Rewrite the stretch of entries from the start through the line that contains "row-symbol-complete: Ca2 (292, 738, 311, 750)", changing "table-row" to "table-line" every time it appears and leaving everything else the same.

Element box entries —
******

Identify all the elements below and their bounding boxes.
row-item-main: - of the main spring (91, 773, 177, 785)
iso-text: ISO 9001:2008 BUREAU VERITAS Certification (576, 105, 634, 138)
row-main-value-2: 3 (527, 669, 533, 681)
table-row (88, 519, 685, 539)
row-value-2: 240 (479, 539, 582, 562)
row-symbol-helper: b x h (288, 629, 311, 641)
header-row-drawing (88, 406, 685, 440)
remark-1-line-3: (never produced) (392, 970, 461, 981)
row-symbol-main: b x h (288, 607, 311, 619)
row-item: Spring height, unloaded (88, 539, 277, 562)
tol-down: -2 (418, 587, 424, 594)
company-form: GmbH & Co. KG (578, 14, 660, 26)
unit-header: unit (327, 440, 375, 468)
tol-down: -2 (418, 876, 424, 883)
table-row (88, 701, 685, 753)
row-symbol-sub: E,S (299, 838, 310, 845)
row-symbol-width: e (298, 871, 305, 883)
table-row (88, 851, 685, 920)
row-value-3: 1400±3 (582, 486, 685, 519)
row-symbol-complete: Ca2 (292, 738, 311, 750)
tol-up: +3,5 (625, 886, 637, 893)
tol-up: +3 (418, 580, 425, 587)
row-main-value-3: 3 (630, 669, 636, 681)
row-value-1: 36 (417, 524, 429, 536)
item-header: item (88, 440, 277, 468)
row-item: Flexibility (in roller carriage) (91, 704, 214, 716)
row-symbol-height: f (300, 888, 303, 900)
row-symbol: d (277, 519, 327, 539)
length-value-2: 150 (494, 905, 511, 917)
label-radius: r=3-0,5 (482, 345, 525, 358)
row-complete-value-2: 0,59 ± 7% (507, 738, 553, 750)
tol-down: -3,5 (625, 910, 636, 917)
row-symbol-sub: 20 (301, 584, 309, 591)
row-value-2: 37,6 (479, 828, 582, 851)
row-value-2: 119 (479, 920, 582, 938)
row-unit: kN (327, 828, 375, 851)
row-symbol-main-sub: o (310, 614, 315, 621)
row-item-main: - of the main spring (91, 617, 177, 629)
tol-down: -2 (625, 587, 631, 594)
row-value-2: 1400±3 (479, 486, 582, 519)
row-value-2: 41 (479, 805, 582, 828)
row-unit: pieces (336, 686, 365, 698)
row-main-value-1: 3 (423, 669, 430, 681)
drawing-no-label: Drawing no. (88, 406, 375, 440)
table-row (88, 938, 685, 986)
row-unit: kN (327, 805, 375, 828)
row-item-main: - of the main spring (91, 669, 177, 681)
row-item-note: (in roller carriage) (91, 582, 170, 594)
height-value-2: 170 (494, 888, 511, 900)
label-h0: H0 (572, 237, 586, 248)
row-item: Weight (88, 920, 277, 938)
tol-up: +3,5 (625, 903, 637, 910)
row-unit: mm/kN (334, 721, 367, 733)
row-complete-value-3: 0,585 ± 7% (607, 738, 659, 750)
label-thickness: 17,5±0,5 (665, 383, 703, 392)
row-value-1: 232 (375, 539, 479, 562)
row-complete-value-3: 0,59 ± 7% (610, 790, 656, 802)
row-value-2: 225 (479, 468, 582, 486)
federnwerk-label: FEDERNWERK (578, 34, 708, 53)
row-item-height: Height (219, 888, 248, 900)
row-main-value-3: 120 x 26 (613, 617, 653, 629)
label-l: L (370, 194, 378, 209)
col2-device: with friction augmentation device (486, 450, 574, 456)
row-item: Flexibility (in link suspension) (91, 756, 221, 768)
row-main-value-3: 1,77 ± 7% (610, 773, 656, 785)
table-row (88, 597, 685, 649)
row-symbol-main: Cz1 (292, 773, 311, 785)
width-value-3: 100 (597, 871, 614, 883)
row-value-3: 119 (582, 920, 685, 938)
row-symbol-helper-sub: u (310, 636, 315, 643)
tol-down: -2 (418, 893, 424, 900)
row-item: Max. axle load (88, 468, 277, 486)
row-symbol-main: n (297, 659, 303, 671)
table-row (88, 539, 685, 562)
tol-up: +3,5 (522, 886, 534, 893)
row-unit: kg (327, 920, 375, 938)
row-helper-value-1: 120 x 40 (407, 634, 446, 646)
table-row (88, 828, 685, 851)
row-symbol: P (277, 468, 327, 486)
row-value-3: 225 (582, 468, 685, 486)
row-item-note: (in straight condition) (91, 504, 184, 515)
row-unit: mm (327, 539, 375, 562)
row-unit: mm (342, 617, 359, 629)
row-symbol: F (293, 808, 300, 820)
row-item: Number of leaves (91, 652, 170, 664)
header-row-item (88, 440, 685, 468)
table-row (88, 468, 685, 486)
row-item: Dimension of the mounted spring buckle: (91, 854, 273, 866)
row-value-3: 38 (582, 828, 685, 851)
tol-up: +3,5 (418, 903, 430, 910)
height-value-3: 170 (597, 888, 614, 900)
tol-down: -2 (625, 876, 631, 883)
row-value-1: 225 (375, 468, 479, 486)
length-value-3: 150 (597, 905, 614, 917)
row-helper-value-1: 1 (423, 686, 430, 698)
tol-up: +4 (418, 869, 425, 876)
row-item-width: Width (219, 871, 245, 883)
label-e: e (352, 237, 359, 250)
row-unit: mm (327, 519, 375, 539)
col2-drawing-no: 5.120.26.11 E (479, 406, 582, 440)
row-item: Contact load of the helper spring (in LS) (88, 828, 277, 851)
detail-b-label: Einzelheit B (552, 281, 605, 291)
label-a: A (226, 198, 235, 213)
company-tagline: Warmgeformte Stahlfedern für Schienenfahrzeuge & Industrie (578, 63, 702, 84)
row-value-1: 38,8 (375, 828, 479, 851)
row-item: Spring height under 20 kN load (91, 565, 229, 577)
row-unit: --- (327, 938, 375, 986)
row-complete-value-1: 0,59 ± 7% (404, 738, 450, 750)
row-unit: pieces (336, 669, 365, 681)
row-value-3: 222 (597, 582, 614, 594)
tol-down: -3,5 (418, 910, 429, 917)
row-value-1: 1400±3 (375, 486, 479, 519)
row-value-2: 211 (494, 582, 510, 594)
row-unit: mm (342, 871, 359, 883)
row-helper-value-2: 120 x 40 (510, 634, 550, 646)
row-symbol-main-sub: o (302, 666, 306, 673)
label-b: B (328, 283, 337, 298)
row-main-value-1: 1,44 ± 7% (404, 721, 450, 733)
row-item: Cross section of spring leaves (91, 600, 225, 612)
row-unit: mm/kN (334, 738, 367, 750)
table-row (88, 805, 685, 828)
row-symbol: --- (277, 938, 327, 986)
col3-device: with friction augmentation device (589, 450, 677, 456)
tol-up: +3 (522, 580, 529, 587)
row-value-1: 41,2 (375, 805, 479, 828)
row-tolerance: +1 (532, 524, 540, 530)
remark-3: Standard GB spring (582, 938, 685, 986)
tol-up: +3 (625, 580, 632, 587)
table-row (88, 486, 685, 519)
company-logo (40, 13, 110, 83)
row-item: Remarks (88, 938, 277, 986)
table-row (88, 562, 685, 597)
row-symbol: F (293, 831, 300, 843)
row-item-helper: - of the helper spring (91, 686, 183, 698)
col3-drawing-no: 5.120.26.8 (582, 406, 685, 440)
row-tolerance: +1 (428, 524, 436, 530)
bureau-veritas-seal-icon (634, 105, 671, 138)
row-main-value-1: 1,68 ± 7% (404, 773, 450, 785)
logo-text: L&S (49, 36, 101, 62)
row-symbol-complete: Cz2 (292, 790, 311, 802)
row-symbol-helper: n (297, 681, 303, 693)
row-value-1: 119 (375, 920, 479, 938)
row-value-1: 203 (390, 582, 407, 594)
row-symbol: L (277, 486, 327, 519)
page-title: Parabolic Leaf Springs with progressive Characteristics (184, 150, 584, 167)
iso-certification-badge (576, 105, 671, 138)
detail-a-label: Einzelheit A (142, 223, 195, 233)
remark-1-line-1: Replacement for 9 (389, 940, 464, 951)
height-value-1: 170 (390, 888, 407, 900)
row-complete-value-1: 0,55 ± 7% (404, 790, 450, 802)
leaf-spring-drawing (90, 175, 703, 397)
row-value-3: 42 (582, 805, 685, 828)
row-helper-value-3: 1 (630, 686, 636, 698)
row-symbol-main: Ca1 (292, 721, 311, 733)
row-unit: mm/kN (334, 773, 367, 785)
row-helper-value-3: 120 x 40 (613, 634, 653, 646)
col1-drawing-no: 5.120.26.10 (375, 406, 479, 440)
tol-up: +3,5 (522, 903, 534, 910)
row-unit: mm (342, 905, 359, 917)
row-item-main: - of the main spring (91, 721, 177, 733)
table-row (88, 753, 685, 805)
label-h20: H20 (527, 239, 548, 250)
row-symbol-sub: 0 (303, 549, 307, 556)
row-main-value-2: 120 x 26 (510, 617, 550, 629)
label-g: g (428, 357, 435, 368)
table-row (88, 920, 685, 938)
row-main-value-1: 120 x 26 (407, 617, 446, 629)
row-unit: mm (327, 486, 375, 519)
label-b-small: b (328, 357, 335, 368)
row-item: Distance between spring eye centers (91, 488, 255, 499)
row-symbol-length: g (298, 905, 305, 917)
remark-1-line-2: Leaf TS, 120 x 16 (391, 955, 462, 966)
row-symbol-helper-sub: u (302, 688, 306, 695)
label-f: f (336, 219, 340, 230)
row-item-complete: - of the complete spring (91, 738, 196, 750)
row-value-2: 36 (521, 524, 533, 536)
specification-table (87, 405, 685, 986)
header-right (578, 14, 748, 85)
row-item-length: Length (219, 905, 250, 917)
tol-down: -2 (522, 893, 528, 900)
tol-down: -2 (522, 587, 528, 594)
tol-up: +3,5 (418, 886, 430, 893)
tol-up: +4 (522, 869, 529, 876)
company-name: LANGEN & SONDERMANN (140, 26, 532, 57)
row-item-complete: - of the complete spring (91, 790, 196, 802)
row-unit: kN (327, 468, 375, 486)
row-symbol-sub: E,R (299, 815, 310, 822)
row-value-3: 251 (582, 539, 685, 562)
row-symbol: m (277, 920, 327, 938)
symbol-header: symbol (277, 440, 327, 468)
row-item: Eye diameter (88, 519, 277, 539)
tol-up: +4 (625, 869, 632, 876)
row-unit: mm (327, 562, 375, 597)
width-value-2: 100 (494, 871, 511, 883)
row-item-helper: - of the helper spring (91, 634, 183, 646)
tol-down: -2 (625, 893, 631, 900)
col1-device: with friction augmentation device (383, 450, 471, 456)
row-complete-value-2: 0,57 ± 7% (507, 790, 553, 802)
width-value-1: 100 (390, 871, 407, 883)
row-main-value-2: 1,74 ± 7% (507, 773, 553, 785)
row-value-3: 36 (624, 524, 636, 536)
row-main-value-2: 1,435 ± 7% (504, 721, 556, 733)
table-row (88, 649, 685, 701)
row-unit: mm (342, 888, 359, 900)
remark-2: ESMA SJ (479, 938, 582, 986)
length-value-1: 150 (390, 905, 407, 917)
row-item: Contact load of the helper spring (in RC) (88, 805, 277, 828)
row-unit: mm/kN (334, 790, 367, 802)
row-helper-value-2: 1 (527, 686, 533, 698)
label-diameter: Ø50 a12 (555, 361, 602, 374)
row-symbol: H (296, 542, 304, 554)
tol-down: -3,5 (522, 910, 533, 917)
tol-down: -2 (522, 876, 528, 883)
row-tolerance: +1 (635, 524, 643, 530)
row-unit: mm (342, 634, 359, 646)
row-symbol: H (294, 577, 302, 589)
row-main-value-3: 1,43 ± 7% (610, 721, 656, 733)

******

EXERCISE RESPONSE —
Identify all the elements below and their bounding boxes.
row-item-main: - of the main spring (91, 773, 177, 785)
iso-text: ISO 9001:2008 BUREAU VERITAS Certification (576, 105, 634, 138)
row-main-value-2: 3 (527, 669, 533, 681)
table-line (88, 519, 685, 539)
row-value-2: 240 (479, 539, 582, 562)
row-symbol-helper: b x h (288, 629, 311, 641)
header-row-drawing (88, 406, 685, 440)
remark-1-line-3: (never produced) (392, 970, 461, 981)
row-symbol-main: b x h (288, 607, 311, 619)
row-item: Spring height, unloaded (88, 539, 277, 562)
tol-down: -2 (418, 587, 424, 594)
company-form: GmbH & Co. KG (578, 14, 660, 26)
unit-header: unit (327, 440, 375, 468)
tol-down: -2 (418, 876, 424, 883)
table-line (88, 701, 685, 753)
row-symbol-sub: E,S (299, 838, 310, 845)
row-symbol-width: e (298, 871, 305, 883)
table-line (88, 851, 685, 920)
row-value-3: 1400±3 (582, 486, 685, 519)
row-symbol-complete: Ca2 (292, 738, 311, 750)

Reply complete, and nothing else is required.